§ **AIM**
Find every line in the records below that holds the word "image", and copy each one.

┌──

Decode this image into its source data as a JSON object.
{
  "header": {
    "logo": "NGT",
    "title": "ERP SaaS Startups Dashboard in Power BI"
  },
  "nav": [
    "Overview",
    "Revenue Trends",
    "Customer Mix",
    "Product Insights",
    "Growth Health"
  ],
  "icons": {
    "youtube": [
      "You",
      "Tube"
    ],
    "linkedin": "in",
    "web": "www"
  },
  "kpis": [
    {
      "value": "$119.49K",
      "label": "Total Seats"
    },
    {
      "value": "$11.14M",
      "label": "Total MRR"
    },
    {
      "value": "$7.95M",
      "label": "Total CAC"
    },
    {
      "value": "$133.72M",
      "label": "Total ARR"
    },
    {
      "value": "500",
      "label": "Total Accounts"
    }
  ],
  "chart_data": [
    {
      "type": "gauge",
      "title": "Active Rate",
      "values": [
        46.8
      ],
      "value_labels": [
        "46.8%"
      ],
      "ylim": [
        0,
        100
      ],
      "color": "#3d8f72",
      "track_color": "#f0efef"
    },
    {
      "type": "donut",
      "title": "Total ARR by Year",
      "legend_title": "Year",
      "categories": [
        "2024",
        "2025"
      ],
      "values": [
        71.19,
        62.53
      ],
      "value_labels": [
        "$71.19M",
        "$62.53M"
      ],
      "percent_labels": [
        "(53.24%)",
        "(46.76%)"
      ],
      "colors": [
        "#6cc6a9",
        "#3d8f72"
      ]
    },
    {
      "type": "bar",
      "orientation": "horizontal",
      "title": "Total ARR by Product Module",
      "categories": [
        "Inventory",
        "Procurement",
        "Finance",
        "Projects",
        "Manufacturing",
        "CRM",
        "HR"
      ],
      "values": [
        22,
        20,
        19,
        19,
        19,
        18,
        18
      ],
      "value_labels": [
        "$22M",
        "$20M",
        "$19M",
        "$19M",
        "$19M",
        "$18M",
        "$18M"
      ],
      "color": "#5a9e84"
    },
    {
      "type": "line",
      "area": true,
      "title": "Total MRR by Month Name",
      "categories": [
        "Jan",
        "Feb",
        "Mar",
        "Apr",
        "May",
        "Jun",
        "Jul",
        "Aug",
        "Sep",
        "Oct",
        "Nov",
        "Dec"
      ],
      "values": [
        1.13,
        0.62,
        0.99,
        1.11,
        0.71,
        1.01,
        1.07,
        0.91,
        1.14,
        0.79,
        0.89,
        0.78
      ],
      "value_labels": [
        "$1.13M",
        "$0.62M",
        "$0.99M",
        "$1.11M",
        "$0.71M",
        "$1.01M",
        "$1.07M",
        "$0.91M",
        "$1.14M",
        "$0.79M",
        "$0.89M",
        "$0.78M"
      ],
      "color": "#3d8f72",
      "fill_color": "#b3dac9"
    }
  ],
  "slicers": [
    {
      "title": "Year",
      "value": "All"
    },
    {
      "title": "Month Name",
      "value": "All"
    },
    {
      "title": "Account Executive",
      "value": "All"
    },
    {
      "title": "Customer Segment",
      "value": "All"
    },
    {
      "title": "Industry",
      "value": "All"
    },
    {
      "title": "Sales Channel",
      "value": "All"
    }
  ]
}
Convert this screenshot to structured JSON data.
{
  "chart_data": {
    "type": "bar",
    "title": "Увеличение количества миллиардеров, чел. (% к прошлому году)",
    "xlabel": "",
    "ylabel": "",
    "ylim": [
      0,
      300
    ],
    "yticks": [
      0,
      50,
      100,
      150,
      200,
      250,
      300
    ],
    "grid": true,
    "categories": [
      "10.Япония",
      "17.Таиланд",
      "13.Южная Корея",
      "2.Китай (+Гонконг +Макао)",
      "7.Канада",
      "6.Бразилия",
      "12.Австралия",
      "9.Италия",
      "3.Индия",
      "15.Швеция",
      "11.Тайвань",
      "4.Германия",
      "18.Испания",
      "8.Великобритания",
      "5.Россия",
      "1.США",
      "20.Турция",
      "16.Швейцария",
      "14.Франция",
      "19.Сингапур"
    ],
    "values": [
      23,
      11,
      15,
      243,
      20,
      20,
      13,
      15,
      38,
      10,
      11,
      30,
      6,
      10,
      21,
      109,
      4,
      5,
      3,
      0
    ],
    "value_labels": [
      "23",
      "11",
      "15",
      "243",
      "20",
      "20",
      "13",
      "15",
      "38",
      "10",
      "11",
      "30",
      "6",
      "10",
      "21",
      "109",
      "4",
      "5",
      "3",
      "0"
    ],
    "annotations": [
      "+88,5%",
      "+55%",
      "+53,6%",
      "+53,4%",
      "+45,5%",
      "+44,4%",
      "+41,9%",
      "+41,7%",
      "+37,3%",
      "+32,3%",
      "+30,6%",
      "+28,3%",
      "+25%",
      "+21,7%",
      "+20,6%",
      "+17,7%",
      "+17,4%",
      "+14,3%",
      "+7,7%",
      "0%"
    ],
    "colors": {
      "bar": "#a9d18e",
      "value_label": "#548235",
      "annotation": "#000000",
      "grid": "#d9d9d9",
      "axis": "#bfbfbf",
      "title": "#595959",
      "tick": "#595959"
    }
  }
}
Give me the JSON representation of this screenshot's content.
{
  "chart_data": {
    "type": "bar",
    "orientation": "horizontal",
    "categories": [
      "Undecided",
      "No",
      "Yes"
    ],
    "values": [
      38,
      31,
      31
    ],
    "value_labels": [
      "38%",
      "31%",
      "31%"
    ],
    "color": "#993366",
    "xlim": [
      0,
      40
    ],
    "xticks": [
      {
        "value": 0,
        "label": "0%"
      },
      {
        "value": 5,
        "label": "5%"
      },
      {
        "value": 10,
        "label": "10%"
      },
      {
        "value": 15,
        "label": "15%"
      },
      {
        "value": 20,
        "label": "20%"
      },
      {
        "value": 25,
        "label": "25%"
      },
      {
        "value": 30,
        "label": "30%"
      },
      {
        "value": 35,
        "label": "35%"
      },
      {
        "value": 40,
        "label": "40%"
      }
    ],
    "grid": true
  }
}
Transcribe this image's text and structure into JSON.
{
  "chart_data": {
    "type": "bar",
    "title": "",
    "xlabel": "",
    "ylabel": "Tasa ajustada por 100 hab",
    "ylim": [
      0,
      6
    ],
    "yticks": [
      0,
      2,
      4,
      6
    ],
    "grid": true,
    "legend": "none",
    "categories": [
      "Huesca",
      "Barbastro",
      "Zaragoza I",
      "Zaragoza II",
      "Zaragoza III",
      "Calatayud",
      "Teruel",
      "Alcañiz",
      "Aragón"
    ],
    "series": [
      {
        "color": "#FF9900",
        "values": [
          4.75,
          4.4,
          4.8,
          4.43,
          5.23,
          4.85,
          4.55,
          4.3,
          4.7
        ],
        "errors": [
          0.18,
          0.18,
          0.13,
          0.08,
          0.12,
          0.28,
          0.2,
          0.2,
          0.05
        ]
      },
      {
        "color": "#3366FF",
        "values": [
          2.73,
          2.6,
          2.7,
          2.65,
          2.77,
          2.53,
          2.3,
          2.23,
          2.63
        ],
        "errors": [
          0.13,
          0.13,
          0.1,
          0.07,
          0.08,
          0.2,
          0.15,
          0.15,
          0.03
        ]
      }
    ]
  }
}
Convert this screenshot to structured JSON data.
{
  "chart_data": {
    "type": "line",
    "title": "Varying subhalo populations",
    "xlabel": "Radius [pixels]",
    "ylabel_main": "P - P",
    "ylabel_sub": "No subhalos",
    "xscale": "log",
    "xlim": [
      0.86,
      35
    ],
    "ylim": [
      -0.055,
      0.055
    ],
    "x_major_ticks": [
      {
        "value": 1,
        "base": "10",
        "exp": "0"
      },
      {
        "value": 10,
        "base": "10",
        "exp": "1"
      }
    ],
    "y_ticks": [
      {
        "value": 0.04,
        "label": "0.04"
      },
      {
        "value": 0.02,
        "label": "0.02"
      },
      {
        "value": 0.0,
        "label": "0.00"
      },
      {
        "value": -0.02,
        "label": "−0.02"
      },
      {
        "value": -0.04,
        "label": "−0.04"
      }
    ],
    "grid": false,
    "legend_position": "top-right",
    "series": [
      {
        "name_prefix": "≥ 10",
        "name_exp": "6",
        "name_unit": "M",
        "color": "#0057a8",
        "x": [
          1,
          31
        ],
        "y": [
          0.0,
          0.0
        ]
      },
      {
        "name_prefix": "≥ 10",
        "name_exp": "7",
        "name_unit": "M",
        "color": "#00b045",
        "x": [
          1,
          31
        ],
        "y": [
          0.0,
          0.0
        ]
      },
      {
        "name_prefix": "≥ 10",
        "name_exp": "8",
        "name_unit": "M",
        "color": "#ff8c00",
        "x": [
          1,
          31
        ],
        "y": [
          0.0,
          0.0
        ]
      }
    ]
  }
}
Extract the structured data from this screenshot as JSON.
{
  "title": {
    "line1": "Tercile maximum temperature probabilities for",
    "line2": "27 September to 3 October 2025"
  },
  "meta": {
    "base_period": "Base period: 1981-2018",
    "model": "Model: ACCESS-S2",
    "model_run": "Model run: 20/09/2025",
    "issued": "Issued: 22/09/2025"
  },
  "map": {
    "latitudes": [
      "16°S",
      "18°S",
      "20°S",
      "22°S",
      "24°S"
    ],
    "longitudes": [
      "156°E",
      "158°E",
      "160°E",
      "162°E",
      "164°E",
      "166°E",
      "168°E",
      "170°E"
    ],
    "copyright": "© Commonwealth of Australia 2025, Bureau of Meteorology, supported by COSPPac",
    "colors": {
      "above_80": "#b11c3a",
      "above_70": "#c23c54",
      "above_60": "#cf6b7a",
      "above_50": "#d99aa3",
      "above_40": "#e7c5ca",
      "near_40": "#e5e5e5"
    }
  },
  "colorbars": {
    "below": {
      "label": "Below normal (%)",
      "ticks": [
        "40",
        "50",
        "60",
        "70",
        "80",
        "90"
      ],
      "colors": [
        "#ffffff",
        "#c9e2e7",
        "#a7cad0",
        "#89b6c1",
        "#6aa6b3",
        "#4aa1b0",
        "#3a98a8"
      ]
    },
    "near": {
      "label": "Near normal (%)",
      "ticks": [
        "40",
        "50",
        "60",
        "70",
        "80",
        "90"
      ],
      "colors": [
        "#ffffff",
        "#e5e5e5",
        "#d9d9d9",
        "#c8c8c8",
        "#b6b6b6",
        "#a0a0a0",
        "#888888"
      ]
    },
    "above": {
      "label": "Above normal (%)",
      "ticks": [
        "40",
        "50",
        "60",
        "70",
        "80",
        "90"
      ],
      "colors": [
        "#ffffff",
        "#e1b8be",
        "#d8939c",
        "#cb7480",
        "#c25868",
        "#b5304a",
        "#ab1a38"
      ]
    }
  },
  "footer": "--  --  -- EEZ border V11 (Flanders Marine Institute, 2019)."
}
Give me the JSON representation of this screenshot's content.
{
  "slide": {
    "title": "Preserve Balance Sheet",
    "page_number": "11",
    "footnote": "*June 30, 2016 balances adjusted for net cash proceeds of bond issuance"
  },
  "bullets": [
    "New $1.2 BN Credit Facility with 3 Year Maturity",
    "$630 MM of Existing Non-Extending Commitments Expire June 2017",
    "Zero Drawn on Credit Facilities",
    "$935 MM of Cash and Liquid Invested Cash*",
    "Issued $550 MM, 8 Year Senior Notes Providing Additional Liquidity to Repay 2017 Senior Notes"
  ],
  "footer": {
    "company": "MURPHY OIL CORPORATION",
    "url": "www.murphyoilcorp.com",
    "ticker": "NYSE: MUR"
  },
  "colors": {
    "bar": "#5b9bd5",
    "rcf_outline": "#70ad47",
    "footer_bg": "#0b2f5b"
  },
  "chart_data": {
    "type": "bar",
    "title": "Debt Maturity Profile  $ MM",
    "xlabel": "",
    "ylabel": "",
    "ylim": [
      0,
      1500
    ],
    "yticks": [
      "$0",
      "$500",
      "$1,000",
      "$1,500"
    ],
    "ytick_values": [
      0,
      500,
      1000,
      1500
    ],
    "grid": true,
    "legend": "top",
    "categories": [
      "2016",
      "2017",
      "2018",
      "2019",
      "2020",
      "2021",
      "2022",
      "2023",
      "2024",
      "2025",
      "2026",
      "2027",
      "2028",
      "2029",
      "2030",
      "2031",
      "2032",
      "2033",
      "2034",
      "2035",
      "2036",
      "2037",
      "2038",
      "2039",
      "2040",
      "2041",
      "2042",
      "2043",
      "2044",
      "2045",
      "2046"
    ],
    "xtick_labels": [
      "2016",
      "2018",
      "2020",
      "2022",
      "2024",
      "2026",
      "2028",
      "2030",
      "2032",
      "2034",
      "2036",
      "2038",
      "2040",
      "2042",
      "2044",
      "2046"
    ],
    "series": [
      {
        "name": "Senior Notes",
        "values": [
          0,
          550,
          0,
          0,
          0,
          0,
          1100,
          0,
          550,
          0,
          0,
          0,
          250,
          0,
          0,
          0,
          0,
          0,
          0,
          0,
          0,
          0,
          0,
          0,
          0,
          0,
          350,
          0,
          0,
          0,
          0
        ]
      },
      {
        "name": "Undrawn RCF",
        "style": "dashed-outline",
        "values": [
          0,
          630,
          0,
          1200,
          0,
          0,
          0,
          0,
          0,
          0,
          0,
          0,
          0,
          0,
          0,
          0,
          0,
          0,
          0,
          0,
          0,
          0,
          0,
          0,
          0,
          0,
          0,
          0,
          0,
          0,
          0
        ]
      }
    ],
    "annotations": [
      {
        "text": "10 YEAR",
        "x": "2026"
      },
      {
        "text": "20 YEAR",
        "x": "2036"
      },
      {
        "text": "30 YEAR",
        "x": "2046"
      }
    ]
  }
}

└──

§ **SOLUTION**
Decode this image into its source data as a JSON object.
Transcribe this image's text and structure into JSON.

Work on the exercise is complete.